OBJECTIVE
Write out all records as given; omit images.

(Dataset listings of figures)
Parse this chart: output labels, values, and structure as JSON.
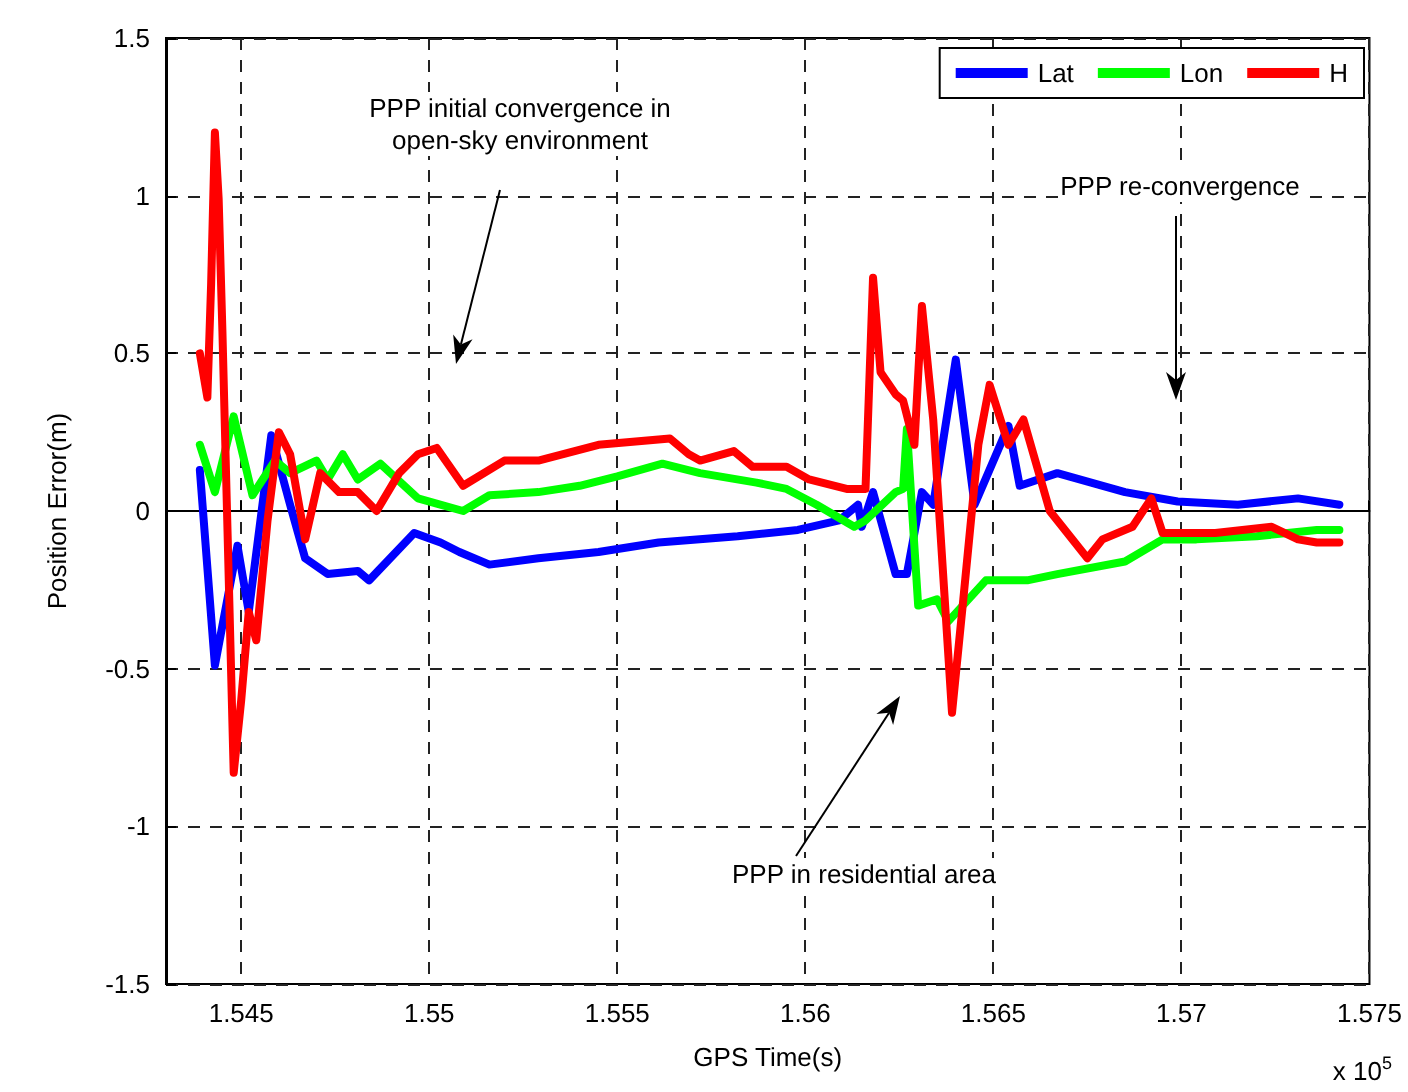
{
  "chart_data": {
    "type": "line",
    "xlabel": "GPS Time(s)",
    "ylabel": "Position Error(m)",
    "xlim": [
      1.543,
      1.575
    ],
    "xticks": [
      1.545,
      1.55,
      1.555,
      1.56,
      1.565,
      1.57,
      1.575
    ],
    "ylim": [
      -1.5,
      1.5
    ],
    "yticks": [
      -1.5,
      -1,
      -0.5,
      0,
      0.5,
      1,
      1.5
    ],
    "grid": true,
    "legend": "top right",
    "marker": "none",
    "line_style": "solid",
    "annotations": [
      "PPP initial convergence in\nopen-sky environment",
      "PPP re-convergence",
      "PPP in residential area",
      "x 10$^{5}$"
    ],
    "series": [
      {
        "name": "Lat",
        "color": "#0000ff",
        "x": [
          1.5439,
          1.5443,
          1.5449,
          1.5452,
          1.5458,
          1.5463,
          1.5467,
          1.5473,
          1.5481,
          1.5484,
          1.5496,
          1.5503,
          1.5508,
          1.5516,
          1.5529,
          1.5545,
          1.5561,
          1.5582,
          1.5598,
          1.5609,
          1.5614,
          1.5615,
          1.5618,
          1.5624,
          1.5627,
          1.5631,
          1.5634,
          1.564,
          1.5645,
          1.5654,
          1.5657,
          1.5667,
          1.5685,
          1.5699,
          1.5715,
          1.5731,
          1.5742
        ],
        "values": [
          0.13,
          -0.49,
          -0.11,
          -0.32,
          0.24,
          0.02,
          -0.15,
          -0.2,
          -0.19,
          -0.22,
          -0.07,
          -0.1,
          -0.13,
          -0.17,
          -0.15,
          -0.13,
          -0.1,
          -0.08,
          -0.06,
          -0.03,
          0.02,
          -0.05,
          0.06,
          -0.2,
          -0.2,
          0.06,
          0.02,
          0.48,
          0.02,
          0.27,
          0.08,
          0.12,
          0.06,
          0.03,
          0.02,
          0.04,
          0.02
        ]
      },
      {
        "name": "Lon",
        "color": "#00ff00",
        "x": [
          1.5439,
          1.5443,
          1.5448,
          1.5453,
          1.5459,
          1.5463,
          1.547,
          1.5473,
          1.5477,
          1.5481,
          1.5487,
          1.5497,
          1.5509,
          1.5516,
          1.5529,
          1.554,
          1.555,
          1.5562,
          1.5572,
          1.5587,
          1.5595,
          1.5603,
          1.5613,
          1.5616,
          1.5624,
          1.5626,
          1.5627,
          1.563,
          1.5635,
          1.5638,
          1.5648,
          1.5659,
          1.5667,
          1.5685,
          1.5695,
          1.5704,
          1.572,
          1.5736,
          1.5742
        ],
        "values": [
          0.21,
          0.06,
          0.3,
          0.05,
          0.16,
          0.12,
          0.16,
          0.1,
          0.18,
          0.1,
          0.15,
          0.04,
          0.0,
          0.05,
          0.06,
          0.08,
          0.11,
          0.15,
          0.12,
          0.09,
          0.07,
          0.02,
          -0.05,
          -0.03,
          0.06,
          0.07,
          0.26,
          -0.3,
          -0.28,
          -0.35,
          -0.22,
          -0.22,
          -0.2,
          -0.16,
          -0.09,
          -0.09,
          -0.08,
          -0.06,
          -0.06
        ]
      },
      {
        "name": "H",
        "color": "#ff0000",
        "x": [
          1.5439,
          1.5441,
          1.5442,
          1.5443,
          1.5444,
          1.5445,
          1.5448,
          1.545,
          1.5452,
          1.5454,
          1.5457,
          1.546,
          1.5463,
          1.5467,
          1.5471,
          1.5476,
          1.5481,
          1.5486,
          1.5492,
          1.5497,
          1.5502,
          1.5509,
          1.552,
          1.5529,
          1.5545,
          1.5564,
          1.5569,
          1.5572,
          1.5581,
          1.5586,
          1.5595,
          1.5601,
          1.5611,
          1.5616,
          1.5618,
          1.562,
          1.5624,
          1.5626,
          1.5629,
          1.5631,
          1.5634,
          1.5639,
          1.5642,
          1.5646,
          1.5649,
          1.5654,
          1.5658,
          1.5665,
          1.5675,
          1.5679,
          1.5687,
          1.5692,
          1.5695,
          1.5709,
          1.5724,
          1.5731,
          1.5736,
          1.5742
        ],
        "values": [
          0.5,
          0.36,
          0.72,
          1.2,
          0.99,
          0.57,
          -0.83,
          -0.6,
          -0.32,
          -0.41,
          -0.03,
          0.25,
          0.18,
          -0.09,
          0.12,
          0.06,
          0.06,
          0.0,
          0.12,
          0.18,
          0.2,
          0.08,
          0.16,
          0.16,
          0.21,
          0.23,
          0.18,
          0.16,
          0.19,
          0.14,
          0.14,
          0.1,
          0.07,
          0.07,
          0.74,
          0.44,
          0.37,
          0.35,
          0.21,
          0.65,
          0.29,
          -0.64,
          -0.28,
          0.21,
          0.4,
          0.21,
          0.29,
          0.0,
          -0.15,
          -0.09,
          -0.05,
          0.04,
          -0.07,
          -0.07,
          -0.05,
          -0.09,
          -0.1,
          -0.1
        ]
      }
    ]
  }
}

THE ANSWER
Parse this chart: output labels, values, and structure as JSON.
{
  "chart_data": {
    "type": "line",
    "xlabel": "GPS Time(s)",
    "ylabel": "Position Error(m)",
    "xlim": [
      1.543,
      1.575
    ],
    "xticks": [
      1.545,
      1.55,
      1.555,
      1.56,
      1.565,
      1.57,
      1.575
    ],
    "ylim": [
      -1.5,
      1.5
    ],
    "yticks": [
      -1.5,
      -1,
      -0.5,
      0,
      0.5,
      1,
      1.5
    ],
    "grid": true,
    "legend": "top right",
    "marker": "none",
    "line_style": "solid",
    "annotations": [
      "PPP initial convergence in\nopen-sky environment",
      "PPP re-convergence",
      "PPP in residential area",
      "x 10$^{5}$"
    ],
    "series": [
      {
        "name": "Lat",
        "color": "#0000ff",
        "x": [
          1.5439,
          1.5443,
          1.5449,
          1.5452,
          1.5458,
          1.5463,
          1.5467,
          1.5473,
          1.5481,
          1.5484,
          1.5496,
          1.5503,
          1.5508,
          1.5516,
          1.5529,
          1.5545,
          1.5561,
          1.5582,
          1.5598,
          1.5609,
          1.5614,
          1.5615,
          1.5618,
          1.5624,
          1.5627,
          1.5631,
          1.5634,
          1.564,
          1.5645,
          1.5654,
          1.5657,
          1.5667,
          1.5685,
          1.5699,
          1.5715,
          1.5731,
          1.5742
        ],
        "values": [
          0.13,
          -0.49,
          -0.11,
          -0.32,
          0.24,
          0.02,
          -0.15,
          -0.2,
          -0.19,
          -0.22,
          -0.07,
          -0.1,
          -0.13,
          -0.17,
          -0.15,
          -0.13,
          -0.1,
          -0.08,
          -0.06,
          -0.03,
          0.02,
          -0.05,
          0.06,
          -0.2,
          -0.2,
          0.06,
          0.02,
          0.48,
          0.02,
          0.27,
          0.08,
          0.12,
          0.06,
          0.03,
          0.02,
          0.04,
          0.02
        ]
      },
      {
        "name": "Lon",
        "color": "#00ff00",
        "x": [
          1.5439,
          1.5443,
          1.5448,
          1.5453,
          1.5459,
          1.5463,
          1.547,
          1.5473,
          1.5477,
          1.5481,
          1.5487,
          1.5497,
          1.5509,
          1.5516,
          1.5529,
          1.554,
          1.555,
          1.5562,
          1.5572,
          1.5587,
          1.5595,
          1.5603,
          1.5613,
          1.5616,
          1.5624,
          1.5626,
          1.5627,
          1.563,
          1.5635,
          1.5638,
          1.5648,
          1.5659,
          1.5667,
          1.5685,
          1.5695,
          1.5704,
          1.572,
          1.5736,
          1.5742
        ],
        "values": [
          0.21,
          0.06,
          0.3,
          0.05,
          0.16,
          0.12,
          0.16,
          0.1,
          0.18,
          0.1,
          0.15,
          0.04,
          0.0,
          0.05,
          0.06,
          0.08,
          0.11,
          0.15,
          0.12,
          0.09,
          0.07,
          0.02,
          -0.05,
          -0.03,
          0.06,
          0.07,
          0.26,
          -0.3,
          -0.28,
          -0.35,
          -0.22,
          -0.22,
          -0.2,
          -0.16,
          -0.09,
          -0.09,
          -0.08,
          -0.06,
          -0.06
        ]
      },
      {
        "name": "H",
        "color": "#ff0000",
        "x": [
          1.5439,
          1.5441,
          1.5442,
          1.5443,
          1.5444,
          1.5445,
          1.5448,
          1.545,
          1.5452,
          1.5454,
          1.5457,
          1.546,
          1.5463,
          1.5467,
          1.5471,
          1.5476,
          1.5481,
          1.5486,
          1.5492,
          1.5497,
          1.5502,
          1.5509,
          1.552,
          1.5529,
          1.5545,
          1.5564,
          1.5569,
          1.5572,
          1.5581,
          1.5586,
          1.5595,
          1.5601,
          1.5611,
          1.5616,
          1.5618,
          1.562,
          1.5624,
          1.5626,
          1.5629,
          1.5631,
          1.5634,
          1.5639,
          1.5642,
          1.5646,
          1.5649,
          1.5654,
          1.5658,
          1.5665,
          1.5675,
          1.5679,
          1.5687,
          1.5692,
          1.5695,
          1.5709,
          1.5724,
          1.5731,
          1.5736,
          1.5742
        ],
        "values": [
          0.5,
          0.36,
          0.72,
          1.2,
          0.99,
          0.57,
          -0.83,
          -0.6,
          -0.32,
          -0.41,
          -0.03,
          0.25,
          0.18,
          -0.09,
          0.12,
          0.06,
          0.06,
          0.0,
          0.12,
          0.18,
          0.2,
          0.08,
          0.16,
          0.16,
          0.21,
          0.23,
          0.18,
          0.16,
          0.19,
          0.14,
          0.14,
          0.1,
          0.07,
          0.07,
          0.74,
          0.44,
          0.37,
          0.35,
          0.21,
          0.65,
          0.29,
          -0.64,
          -0.28,
          0.21,
          0.4,
          0.21,
          0.29,
          0.0,
          -0.15,
          -0.09,
          -0.05,
          0.04,
          -0.07,
          -0.07,
          -0.05,
          -0.09,
          -0.1,
          -0.1
        ]
      }
    ]
  }
}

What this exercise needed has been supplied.